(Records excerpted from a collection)
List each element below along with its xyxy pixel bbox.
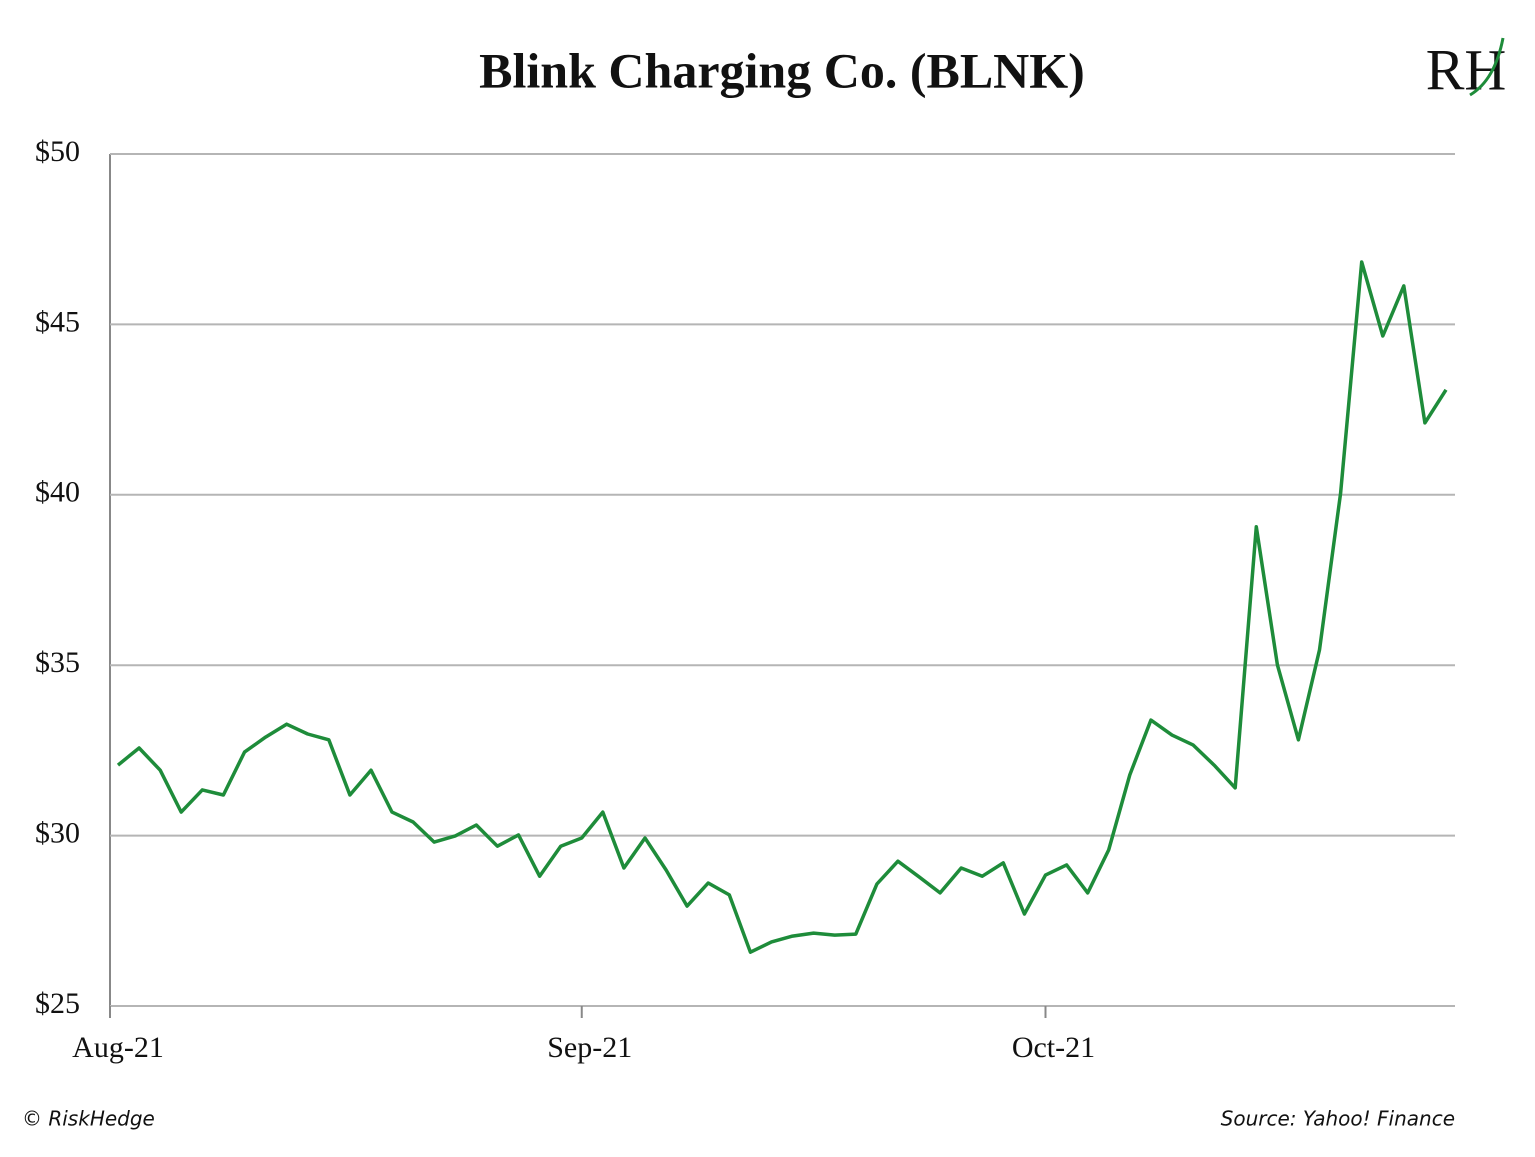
price-line xyxy=(116,260,1448,954)
y-tick-label: $30 xyxy=(35,816,80,849)
y-tick-label: $40 xyxy=(35,476,80,509)
y-tick-label: $45 xyxy=(35,305,80,338)
logo-arrow xyxy=(1469,37,1505,97)
chart-title: Blink Charging Co. (BLNK) xyxy=(479,42,1085,98)
y-tick-label: $50 xyxy=(35,135,80,168)
credit: © RiskHedge xyxy=(22,1107,155,1131)
y-tick-label: $35 xyxy=(35,646,80,679)
x-tick-label: Aug-21 xyxy=(72,1031,164,1064)
source: Source: Yahoo! Finance xyxy=(1221,1107,1455,1131)
x-tick-label: Sep-21 xyxy=(547,1031,632,1064)
y-tick-label: $25 xyxy=(35,987,80,1020)
x-tick-label: Oct-21 xyxy=(1012,1031,1095,1064)
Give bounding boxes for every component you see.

■ **Goal of the exercise**
Copy the entries verbatim, beginning at the line that contains "price-line xyxy=(116,260,1448,954)" and stopping after the line that contains "credit: © RiskHedge xyxy=(22,1107,155,1131)".

■ **Finished answer**
price-line xyxy=(116,260,1448,954)
y-tick-label: $30 xyxy=(35,816,80,849)
y-tick-label: $40 xyxy=(35,476,80,509)
y-tick-label: $45 xyxy=(35,305,80,338)
logo-arrow xyxy=(1469,37,1505,97)
chart-title: Blink Charging Co. (BLNK) xyxy=(479,42,1085,98)
y-tick-label: $50 xyxy=(35,135,80,168)
credit: © RiskHedge xyxy=(22,1107,155,1131)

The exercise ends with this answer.